EXERCISE OBJECTIVE
All of the data below should be written out exactly.

[Dataset items]
· · ·

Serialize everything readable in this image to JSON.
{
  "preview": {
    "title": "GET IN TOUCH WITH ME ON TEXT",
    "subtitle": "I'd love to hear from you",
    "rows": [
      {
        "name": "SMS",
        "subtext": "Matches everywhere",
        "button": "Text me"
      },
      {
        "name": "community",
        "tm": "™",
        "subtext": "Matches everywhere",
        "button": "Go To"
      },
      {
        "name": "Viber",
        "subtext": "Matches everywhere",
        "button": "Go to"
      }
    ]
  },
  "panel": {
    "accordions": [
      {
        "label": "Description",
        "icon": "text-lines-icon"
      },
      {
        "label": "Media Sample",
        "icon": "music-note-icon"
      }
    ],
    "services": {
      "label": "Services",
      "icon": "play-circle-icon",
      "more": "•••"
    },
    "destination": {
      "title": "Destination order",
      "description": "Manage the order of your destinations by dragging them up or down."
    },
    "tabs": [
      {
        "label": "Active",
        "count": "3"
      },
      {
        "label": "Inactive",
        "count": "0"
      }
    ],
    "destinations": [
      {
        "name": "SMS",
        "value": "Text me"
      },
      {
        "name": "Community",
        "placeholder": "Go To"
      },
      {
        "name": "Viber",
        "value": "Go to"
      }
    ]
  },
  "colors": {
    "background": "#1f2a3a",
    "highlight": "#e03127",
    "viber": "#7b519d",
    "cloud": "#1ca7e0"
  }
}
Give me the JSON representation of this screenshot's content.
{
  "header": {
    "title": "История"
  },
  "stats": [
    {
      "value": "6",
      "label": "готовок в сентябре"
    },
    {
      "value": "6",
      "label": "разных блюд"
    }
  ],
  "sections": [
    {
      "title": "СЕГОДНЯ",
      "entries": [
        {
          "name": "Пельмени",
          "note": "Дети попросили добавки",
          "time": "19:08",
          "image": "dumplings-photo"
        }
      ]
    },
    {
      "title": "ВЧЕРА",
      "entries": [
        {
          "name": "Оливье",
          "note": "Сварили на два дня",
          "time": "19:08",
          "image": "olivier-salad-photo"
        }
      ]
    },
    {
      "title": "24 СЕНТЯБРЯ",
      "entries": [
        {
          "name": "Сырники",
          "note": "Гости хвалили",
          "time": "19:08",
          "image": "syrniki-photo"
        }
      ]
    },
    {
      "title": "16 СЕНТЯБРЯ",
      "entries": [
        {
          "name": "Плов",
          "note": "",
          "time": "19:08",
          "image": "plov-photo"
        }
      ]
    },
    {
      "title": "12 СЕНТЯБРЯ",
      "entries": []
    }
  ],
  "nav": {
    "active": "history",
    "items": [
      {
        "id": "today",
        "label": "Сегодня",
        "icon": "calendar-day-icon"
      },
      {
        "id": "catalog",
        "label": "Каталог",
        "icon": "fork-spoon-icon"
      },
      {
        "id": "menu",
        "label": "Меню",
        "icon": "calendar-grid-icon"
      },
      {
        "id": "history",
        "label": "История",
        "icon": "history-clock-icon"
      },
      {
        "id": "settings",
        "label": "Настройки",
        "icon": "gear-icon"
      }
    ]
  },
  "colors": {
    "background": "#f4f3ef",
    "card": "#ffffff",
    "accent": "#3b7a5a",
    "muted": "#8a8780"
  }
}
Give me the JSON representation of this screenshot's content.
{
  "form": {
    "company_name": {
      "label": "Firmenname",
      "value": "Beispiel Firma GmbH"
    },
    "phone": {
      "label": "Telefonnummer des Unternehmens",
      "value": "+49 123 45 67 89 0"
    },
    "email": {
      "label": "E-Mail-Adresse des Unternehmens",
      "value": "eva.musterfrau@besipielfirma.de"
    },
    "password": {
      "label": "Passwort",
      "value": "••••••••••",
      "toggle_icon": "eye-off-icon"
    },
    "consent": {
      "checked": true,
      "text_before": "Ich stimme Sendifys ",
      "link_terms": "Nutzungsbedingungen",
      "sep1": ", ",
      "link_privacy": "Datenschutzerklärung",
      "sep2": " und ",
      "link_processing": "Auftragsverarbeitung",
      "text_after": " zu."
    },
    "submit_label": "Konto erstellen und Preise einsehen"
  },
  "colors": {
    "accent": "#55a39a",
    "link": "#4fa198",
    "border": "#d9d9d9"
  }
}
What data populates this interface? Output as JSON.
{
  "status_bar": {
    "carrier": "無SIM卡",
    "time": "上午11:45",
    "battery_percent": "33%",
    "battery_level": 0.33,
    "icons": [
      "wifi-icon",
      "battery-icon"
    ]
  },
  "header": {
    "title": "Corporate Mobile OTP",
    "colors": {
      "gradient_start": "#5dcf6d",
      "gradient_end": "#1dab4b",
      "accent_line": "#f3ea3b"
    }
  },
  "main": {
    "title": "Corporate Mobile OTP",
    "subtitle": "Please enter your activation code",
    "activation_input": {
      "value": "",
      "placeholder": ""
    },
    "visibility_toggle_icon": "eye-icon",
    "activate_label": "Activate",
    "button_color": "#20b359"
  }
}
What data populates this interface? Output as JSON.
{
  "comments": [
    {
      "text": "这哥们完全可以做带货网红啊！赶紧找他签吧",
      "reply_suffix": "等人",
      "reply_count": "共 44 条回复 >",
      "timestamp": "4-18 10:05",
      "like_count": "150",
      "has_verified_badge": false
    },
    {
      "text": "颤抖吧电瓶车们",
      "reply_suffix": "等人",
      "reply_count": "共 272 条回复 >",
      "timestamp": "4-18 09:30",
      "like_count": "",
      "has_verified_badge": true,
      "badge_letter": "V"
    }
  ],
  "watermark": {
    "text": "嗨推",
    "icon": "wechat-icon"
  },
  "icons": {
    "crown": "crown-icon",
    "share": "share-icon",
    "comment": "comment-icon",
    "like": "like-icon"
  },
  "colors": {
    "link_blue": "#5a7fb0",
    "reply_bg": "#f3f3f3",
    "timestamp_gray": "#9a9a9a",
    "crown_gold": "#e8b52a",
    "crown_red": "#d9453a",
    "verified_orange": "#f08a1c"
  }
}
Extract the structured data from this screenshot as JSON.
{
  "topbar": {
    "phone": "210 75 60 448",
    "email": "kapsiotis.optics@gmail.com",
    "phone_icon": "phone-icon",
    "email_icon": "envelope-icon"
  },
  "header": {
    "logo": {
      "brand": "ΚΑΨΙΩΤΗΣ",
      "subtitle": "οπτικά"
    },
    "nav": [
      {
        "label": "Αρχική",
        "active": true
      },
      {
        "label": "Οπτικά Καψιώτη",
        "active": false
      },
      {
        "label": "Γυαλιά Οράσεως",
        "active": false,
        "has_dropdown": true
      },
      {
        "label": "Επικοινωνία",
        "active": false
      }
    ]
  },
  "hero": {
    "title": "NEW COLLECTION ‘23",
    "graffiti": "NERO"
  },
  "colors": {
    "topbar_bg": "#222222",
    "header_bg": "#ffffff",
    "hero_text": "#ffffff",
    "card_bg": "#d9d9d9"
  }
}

· · ·

TASK RESULT
Serialize everything readable in this image to JSON.
{
  "preview": {
    "title": "GET IN TOUCH WITH ME ON TEXT",
    "subtitle": "I'd love to hear from you",
    "rows": [
      {
        "name": "SMS",
        "subtext": "Matches everywhere",
        "button": "Text me"
      },
      {
        "name": "community",
        "tm": "™",
        "subtext": "Matches everywhere",
        "button": "Go To"
      },
      {
        "name": "Viber",
        "subtext": "Matches everywhere",
        "button": "Go to"
      }
    ]
  },
  "panel": {
    "accordions": [
      {
        "label": "Description",
        "icon": "text-lines-icon"
      },
      {
        "label": "Media Sample",
        "icon": "music-note-icon"
      }
    ],
    "services": {
      "label": "Services",
      "icon": "play-circle-icon",
      "more": "•••"
    },
    "destination": {
      "title": "Destination order",
      "description": "Manage the order of your destinations by dragging them up or down."
    },
    "tabs": [
      {
        "label": "Active",
        "count": "3"
      },
      {
        "label": "Inactive",
        "count": "0"
      }
    ],
    "destinations": [
      {
        "name": "SMS",
        "value": "Text me"
      },
      {
        "name": "Community",
        "placeholder": "Go To"
      },
      {
        "name": "Viber",
        "value": "Go to"
      }
    ]
  },
  "colors": {
    "background": "#1f2a3a",
    "highlight": "#e03127",
    "viber": "#7b519d",
    "cloud": "#1ca7e0"
  }
}
Give me the JSON representation of this screenshot's content.
{
  "header": {
    "title": "История"
  },
  "stats": [
    {
      "value": "6",
      "label": "готовок в сентябре"
    },
    {
      "value": "6",
      "label": "разных блюд"
    }
  ],
  "sections": [
    {
      "title": "СЕГОДНЯ",
      "entries": [
        {
          "name": "Пельмени",
          "note": "Дети попросили добавки",
          "time": "19:08",
          "image": "dumplings-photo"
        }
      ]
    },
    {
      "title": "ВЧЕРА",
      "entries": [
        {
          "name": "Оливье",
          "note": "Сварили на два дня",
          "time": "19:08",
          "image": "olivier-salad-photo"
        }
      ]
    },
    {
      "title": "24 СЕНТЯБРЯ",
      "entries": [
        {
          "name": "Сырники",
          "note": "Гости хвалили",
          "time": "19:08",
          "image": "syrniki-photo"
        }
      ]
    },
    {
      "title": "16 СЕНТЯБРЯ",
      "entries": [
        {
          "name": "Плов",
          "note": "",
          "time": "19:08",
          "image": "plov-photo"
        }
      ]
    },
    {
      "title": "12 СЕНТЯБРЯ",
      "entries": []
    }
  ],
  "nav": {
    "active": "history",
    "items": [
      {
        "id": "today",
        "label": "Сегодня",
        "icon": "calendar-day-icon"
      },
      {
        "id": "catalog",
        "label": "Каталог",
        "icon": "fork-spoon-icon"
      },
      {
        "id": "menu",
        "label": "Меню",
        "icon": "calendar-grid-icon"
      },
      {
        "id": "history",
        "label": "История",
        "icon": "history-clock-icon"
      },
      {
        "id": "settings",
        "label": "Настройки",
        "icon": "gear-icon"
      }
    ]
  },
  "colors": {
    "background": "#f4f3ef",
    "card": "#ffffff",
    "accent": "#3b7a5a",
    "muted": "#8a8780"
  }
}
Give me the JSON representation of this screenshot's content.
{
  "form": {
    "company_name": {
      "label": "Firmenname",
      "value": "Beispiel Firma GmbH"
    },
    "phone": {
      "label": "Telefonnummer des Unternehmens",
      "value": "+49 123 45 67 89 0"
    },
    "email": {
      "label": "E-Mail-Adresse des Unternehmens",
      "value": "eva.musterfrau@besipielfirma.de"
    },
    "password": {
      "label": "Passwort",
      "value": "••••••••••",
      "toggle_icon": "eye-off-icon"
    },
    "consent": {
      "checked": true,
      "text_before": "Ich stimme Sendifys ",
      "link_terms": "Nutzungsbedingungen",
      "sep1": ", ",
      "link_privacy": "Datenschutzerklärung",
      "sep2": " und ",
      "link_processing": "Auftragsverarbeitung",
      "text_after": " zu."
    },
    "submit_label": "Konto erstellen und Preise einsehen"
  },
  "colors": {
    "accent": "#55a39a",
    "link": "#4fa198",
    "border": "#d9d9d9"
  }
}
What data populates this interface? Output as JSON.
{
  "status_bar": {
    "carrier": "無SIM卡",
    "time": "上午11:45",
    "battery_percent": "33%",
    "battery_level": 0.33,
    "icons": [
      "wifi-icon",
      "battery-icon"
    ]
  },
  "header": {
    "title": "Corporate Mobile OTP",
    "colors": {
      "gradient_start": "#5dcf6d",
      "gradient_end": "#1dab4b",
      "accent_line": "#f3ea3b"
    }
  },
  "main": {
    "title": "Corporate Mobile OTP",
    "subtitle": "Please enter your activation code",
    "activation_input": {
      "value": "",
      "placeholder": ""
    },
    "visibility_toggle_icon": "eye-icon",
    "activate_label": "Activate",
    "button_color": "#20b359"
  }
}
What data populates this interface? Output as JSON.
{
  "comments": [
    {
      "text": "这哥们完全可以做带货网红啊！赶紧找他签吧",
      "reply_suffix": "等人",
      "reply_count": "共 44 条回复 >",
      "timestamp": "4-18 10:05",
      "like_count": "150",
      "has_verified_badge": false
    },
    {
      "text": "颤抖吧电瓶车们",
      "reply_suffix": "等人",
      "reply_count": "共 272 条回复 >",
      "timestamp": "4-18 09:30",
      "like_count": "",
      "has_verified_badge": true,
      "badge_letter": "V"
    }
  ],
  "watermark": {
    "text": "嗨推",
    "icon": "wechat-icon"
  },
  "icons": {
    "crown": "crown-icon",
    "share": "share-icon",
    "comment": "comment-icon",
    "like": "like-icon"
  },
  "colors": {
    "link_blue": "#5a7fb0",
    "reply_bg": "#f3f3f3",
    "timestamp_gray": "#9a9a9a",
    "crown_gold": "#e8b52a",
    "crown_red": "#d9453a",
    "verified_orange": "#f08a1c"
  }
}
Extract the structured data from this screenshot as JSON.
{
  "topbar": {
    "phone": "210 75 60 448",
    "email": "kapsiotis.optics@gmail.com",
    "phone_icon": "phone-icon",
    "email_icon": "envelope-icon"
  },
  "header": {
    "logo": {
      "brand": "ΚΑΨΙΩΤΗΣ",
      "subtitle": "οπτικά"
    },
    "nav": [
      {
        "label": "Αρχική",
        "active": true
      },
      {
        "label": "Οπτικά Καψιώτη",
        "active": false
      },
      {
        "label": "Γυαλιά Οράσεως",
        "active": false,
        "has_dropdown": true
      },
      {
        "label": "Επικοινωνία",
        "active": false
      }
    ]
  },
  "hero": {
    "title": "NEW COLLECTION ‘23",
    "graffiti": "NERO"
  },
  "colors": {
    "topbar_bg": "#222222",
    "header_bg": "#ffffff",
    "hero_text": "#ffffff",
    "card_bg": "#d9d9d9"
  }
}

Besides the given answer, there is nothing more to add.